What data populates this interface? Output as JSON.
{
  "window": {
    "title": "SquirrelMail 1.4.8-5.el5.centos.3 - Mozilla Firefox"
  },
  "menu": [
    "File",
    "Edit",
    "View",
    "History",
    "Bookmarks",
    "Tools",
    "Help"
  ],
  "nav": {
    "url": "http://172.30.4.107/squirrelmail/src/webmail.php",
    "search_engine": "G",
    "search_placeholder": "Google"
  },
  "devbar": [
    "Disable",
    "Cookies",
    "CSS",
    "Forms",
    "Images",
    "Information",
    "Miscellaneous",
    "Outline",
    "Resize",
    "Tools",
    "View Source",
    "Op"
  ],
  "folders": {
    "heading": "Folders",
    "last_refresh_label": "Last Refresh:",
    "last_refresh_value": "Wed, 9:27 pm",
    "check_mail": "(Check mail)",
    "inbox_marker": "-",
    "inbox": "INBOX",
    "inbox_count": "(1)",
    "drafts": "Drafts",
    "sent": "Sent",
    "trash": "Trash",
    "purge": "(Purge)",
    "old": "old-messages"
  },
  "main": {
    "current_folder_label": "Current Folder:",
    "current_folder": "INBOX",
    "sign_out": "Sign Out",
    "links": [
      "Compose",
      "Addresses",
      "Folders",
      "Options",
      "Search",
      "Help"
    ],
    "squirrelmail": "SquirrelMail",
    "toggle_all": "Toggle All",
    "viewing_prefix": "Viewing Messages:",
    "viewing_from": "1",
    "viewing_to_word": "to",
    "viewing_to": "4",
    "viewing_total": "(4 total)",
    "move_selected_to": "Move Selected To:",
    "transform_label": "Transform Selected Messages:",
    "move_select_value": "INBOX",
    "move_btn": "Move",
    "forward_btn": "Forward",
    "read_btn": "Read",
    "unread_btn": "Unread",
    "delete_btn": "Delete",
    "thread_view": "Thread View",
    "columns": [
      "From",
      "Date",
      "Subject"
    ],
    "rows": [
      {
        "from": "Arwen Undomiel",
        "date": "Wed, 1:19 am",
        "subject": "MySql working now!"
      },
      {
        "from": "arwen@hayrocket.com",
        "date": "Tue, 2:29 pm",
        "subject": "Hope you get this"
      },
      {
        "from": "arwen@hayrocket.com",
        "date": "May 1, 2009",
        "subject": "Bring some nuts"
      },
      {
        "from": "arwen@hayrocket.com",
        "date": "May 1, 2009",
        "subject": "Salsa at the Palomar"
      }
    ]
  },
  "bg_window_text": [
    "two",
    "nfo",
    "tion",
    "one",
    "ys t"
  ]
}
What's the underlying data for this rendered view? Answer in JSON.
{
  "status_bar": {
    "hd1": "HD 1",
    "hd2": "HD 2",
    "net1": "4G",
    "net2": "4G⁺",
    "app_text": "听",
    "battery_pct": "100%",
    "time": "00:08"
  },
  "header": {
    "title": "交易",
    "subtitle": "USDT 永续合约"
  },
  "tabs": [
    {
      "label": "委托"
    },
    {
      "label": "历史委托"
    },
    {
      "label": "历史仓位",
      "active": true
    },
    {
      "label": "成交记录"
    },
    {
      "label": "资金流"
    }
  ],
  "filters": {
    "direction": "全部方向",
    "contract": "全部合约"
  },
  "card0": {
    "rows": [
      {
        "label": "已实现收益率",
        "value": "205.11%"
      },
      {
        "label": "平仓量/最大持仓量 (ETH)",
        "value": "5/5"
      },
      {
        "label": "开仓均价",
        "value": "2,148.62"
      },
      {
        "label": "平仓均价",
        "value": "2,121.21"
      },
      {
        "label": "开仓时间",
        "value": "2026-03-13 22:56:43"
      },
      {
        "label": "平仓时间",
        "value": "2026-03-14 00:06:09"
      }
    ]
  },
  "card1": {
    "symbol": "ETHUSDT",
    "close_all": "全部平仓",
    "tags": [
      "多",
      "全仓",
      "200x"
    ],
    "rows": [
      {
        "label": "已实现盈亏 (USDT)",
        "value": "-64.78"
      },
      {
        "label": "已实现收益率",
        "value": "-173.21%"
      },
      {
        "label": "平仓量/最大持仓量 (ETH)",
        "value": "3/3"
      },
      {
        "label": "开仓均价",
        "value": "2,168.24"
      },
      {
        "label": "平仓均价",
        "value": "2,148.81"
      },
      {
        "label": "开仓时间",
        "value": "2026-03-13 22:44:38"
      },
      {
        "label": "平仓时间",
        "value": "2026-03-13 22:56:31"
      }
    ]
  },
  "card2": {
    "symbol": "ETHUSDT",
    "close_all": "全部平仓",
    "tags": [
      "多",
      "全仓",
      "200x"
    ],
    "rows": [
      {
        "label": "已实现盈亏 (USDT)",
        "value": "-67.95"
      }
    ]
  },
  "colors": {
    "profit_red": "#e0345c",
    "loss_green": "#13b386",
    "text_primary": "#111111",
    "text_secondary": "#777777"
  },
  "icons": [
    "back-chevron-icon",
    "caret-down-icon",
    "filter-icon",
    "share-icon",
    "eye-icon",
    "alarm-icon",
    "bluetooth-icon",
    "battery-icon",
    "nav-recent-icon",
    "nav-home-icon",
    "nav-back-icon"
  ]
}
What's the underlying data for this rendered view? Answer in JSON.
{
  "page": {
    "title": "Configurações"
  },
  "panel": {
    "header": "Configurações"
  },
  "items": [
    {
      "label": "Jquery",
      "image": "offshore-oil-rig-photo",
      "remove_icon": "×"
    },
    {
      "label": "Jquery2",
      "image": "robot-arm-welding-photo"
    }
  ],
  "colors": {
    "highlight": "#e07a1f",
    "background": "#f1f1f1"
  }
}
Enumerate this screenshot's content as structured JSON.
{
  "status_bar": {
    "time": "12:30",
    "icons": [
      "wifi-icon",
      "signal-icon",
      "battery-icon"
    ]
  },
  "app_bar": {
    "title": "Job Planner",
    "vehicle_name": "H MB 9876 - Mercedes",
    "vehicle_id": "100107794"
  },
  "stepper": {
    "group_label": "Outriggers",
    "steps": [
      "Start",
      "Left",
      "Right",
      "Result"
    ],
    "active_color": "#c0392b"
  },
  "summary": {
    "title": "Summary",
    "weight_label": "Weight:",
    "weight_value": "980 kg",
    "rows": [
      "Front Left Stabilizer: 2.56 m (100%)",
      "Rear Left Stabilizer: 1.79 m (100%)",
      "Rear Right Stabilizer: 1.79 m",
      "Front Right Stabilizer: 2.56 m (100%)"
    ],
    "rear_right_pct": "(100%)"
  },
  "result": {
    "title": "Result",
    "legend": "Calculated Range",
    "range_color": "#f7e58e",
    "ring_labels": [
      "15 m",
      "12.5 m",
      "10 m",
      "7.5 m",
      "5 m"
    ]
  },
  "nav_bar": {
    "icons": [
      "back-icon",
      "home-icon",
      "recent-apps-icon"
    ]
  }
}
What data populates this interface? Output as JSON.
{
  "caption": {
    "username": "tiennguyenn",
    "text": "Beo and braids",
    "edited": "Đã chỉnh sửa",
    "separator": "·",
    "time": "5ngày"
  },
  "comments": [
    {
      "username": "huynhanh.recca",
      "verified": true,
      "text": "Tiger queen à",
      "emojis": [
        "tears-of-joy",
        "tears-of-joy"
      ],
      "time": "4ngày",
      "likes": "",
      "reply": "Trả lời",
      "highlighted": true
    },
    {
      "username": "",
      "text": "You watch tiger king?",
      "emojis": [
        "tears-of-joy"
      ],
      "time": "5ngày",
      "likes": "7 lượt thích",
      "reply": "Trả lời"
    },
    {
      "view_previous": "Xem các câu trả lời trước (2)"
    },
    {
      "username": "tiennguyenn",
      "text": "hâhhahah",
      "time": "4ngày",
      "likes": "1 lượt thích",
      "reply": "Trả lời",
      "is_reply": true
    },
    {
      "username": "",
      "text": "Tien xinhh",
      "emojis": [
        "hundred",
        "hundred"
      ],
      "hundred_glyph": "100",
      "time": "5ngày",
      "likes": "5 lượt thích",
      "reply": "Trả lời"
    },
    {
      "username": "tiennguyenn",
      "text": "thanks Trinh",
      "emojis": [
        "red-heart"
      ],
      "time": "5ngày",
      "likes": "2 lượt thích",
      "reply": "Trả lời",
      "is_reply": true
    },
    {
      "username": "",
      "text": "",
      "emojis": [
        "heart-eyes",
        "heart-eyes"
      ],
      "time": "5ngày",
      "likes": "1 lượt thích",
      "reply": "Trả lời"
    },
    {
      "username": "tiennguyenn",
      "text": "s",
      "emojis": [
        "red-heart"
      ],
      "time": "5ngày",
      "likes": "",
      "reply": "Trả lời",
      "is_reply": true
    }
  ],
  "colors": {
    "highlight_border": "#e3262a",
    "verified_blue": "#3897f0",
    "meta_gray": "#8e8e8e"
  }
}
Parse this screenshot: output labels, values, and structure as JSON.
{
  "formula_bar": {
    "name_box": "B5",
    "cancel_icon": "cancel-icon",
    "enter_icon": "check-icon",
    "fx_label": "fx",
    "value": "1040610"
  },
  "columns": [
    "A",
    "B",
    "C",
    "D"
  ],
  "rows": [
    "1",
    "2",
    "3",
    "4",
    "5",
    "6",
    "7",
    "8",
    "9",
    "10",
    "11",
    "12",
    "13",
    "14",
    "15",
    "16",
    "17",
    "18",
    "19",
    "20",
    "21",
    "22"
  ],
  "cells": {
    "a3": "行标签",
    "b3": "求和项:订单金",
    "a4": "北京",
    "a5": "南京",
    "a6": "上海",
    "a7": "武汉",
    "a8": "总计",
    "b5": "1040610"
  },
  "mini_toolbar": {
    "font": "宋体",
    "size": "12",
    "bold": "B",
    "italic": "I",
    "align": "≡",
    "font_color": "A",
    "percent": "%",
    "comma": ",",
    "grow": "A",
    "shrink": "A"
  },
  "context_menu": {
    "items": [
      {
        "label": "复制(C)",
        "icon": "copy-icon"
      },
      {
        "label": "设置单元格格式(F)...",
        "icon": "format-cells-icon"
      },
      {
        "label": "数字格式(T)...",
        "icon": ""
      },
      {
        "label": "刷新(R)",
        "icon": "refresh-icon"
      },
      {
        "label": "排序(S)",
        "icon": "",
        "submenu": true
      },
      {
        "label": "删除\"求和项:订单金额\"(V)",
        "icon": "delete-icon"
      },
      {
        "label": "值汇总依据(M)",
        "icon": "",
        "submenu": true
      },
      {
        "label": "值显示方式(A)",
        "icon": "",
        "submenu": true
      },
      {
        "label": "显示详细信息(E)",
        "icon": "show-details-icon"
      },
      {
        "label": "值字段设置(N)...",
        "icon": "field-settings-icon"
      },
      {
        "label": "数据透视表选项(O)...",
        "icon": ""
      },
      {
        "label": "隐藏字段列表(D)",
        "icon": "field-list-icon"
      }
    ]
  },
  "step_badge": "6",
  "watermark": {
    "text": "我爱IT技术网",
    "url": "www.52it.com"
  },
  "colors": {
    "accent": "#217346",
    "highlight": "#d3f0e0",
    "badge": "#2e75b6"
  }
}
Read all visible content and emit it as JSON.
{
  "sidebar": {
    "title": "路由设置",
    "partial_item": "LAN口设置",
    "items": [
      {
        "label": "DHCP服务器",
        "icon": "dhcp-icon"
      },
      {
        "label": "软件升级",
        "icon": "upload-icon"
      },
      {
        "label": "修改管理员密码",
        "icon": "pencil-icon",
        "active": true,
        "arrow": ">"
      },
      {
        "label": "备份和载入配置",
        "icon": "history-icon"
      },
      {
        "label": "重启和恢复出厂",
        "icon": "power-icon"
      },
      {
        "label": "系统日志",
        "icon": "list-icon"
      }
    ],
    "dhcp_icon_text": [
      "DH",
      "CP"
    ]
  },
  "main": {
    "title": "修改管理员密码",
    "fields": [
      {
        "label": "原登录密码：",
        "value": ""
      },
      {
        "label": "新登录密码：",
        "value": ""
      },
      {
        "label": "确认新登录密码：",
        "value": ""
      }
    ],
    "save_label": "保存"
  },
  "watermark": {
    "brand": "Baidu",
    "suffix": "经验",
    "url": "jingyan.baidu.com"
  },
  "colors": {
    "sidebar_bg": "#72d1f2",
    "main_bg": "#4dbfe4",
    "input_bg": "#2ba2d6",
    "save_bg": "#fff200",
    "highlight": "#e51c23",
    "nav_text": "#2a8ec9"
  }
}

※

Exercise objective: Scan the lines above for "thích", then copy every one that has it.

Output of the exercise:
      "likes": "7 lượt thích",
      "likes": "1 lượt thích",
      "likes": "5 lượt thích",
      "likes": "2 lượt thích",
      "likes": "1 lượt thích",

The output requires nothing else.